Text for analysis:

I remember the refuse collectors who, in their flat caps, hoisted householders’ heavy metal dustbins onto their shoulders and tipped them into the truck. There were no crushing trucks, and no wheelie bins in those days. What could be burnt was driven to incinerators and the ashes carried off for landfill. As shown in the film, tin cans lay among the more combustible material. As we see, other than previously sorted fabric, paper and cardboard, there was no recycling on today’s scale. Everything that survived the pyre was dumped. Now, just as the sand and gravel man’s task has been made much less arduous, our refuse collection is much easier and safer for the staff who do the job.
Wimbledon Broadway has featured in previous posts. The one highlighted here shows Sir Cyril Black Way. Sir Cyril can be seen in the film.
‘Mugging’ gives one story of Wimbledon Common, and one of our many trips to Cannizaro Park is detailed in the eponymous post.
I played cricket, and even bowls, in Cottenham Park, one of the many vibrant public amenities we had during my youth. This highlighted post will show the difference between children’s swings and slides in our Health-and-Safety-conscious modern era and those of 1951.
‘Pull the chain’ remains a phrase for flushing the loo. In the post-war era, that, as shown in the film, is what was required. There are not many such mechanisms left now, although older houses, such as Michael’s in Croydon still have them, along with ancient wooden seats, in their outside lavatories. In earlier times it was not considered hygienic to have those in the house. Now buyers seek en suite bathrooms in their purchases.
We are shown what happened to your toilet waste, which ended up at the sewage works in Durnsford Road, not far from my first marital home in Ashcombe Road. A large Homebase, where you can buy WC fittings, is now the main building on the site of the works.
The roads were all swept by a man with a cart and a broom. Such workers were a regular sight along our streets, as were the rag-and-bone men’s horses droppings which they had to gather up, if gardeners like our neighbour Mr. Figg didn’t get to them first.
I regularly walked along the banks of the River Wandle, where Ruby played Pooh Sticks,  during our eighteen months in Morden.
I don’t know if the Council Chamber’s operations are still as ceremonial as those shown in the video.
I do hope anyone who has ploughed through that lot will feel sufficiently rewarded.
This evening we dined on Jackie’s classic piquant cauliflower and broccoli cheese served with bacon and chipolatas on a succulent bed of sauteed leeks. She drank Hoegaarden whilst I drank Alexis Lichine cuvee exceptionelle bordeaux superior 2013.

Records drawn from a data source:
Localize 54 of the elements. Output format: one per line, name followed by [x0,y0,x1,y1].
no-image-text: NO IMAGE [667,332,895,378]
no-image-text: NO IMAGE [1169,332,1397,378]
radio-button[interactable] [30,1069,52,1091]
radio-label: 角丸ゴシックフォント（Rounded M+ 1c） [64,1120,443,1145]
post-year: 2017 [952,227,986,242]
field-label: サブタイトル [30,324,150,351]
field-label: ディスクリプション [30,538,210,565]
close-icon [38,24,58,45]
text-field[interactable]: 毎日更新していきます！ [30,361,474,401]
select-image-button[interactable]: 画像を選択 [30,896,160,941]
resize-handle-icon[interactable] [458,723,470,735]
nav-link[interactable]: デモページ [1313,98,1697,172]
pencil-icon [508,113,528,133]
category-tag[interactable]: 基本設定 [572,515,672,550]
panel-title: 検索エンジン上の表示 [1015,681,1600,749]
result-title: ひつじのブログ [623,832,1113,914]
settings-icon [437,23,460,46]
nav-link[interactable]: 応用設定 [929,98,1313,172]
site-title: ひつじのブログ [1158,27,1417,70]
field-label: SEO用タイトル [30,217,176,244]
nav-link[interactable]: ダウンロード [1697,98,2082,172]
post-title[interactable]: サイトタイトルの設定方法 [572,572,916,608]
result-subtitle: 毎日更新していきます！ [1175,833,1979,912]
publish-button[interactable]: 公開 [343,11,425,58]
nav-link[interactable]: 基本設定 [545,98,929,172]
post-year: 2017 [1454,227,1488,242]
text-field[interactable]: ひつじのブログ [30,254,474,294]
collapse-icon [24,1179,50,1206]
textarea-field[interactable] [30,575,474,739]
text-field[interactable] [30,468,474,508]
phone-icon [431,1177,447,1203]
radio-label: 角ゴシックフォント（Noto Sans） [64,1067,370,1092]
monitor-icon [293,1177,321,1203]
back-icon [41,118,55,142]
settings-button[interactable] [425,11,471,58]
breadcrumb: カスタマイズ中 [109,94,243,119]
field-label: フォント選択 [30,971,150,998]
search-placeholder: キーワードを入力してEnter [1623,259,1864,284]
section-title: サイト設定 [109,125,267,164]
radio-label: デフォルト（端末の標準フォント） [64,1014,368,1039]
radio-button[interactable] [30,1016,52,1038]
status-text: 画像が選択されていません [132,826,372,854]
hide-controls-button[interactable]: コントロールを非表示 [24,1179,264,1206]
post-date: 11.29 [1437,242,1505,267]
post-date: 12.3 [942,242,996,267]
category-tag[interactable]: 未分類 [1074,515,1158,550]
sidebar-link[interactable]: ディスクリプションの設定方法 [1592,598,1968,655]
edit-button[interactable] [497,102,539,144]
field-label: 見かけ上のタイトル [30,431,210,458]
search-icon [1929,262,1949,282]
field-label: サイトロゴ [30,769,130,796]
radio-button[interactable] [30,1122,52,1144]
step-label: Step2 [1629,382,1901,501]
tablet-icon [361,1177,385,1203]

Assignment: Reproduce everything in the text of Wimbledon memories from "We are shown" down to "in the video.", word for word.

Solution:
We are shown what happened to your toilet waste, which ended up at the sewage works in Durnsford Road, not far from my first marital home in Ashcombe Road. A large Homebase, where you can buy WC fittings, is now the main building on the site of the works.
The roads were all swept by a man with a cart and a broom. Such workers were a regular sight along our streets, as were the rag-and-bone men’s horses droppings which they had to gather up, if gardeners like our neighbour Mr. Figg didn’t get to them first.
I regularly walked along the banks of the River Wandle, where Ruby played Pooh Sticks,  during our eighteen months in Morden.
I don’t know if the Council Chamber’s operations are still as ceremonial as those shown in the video.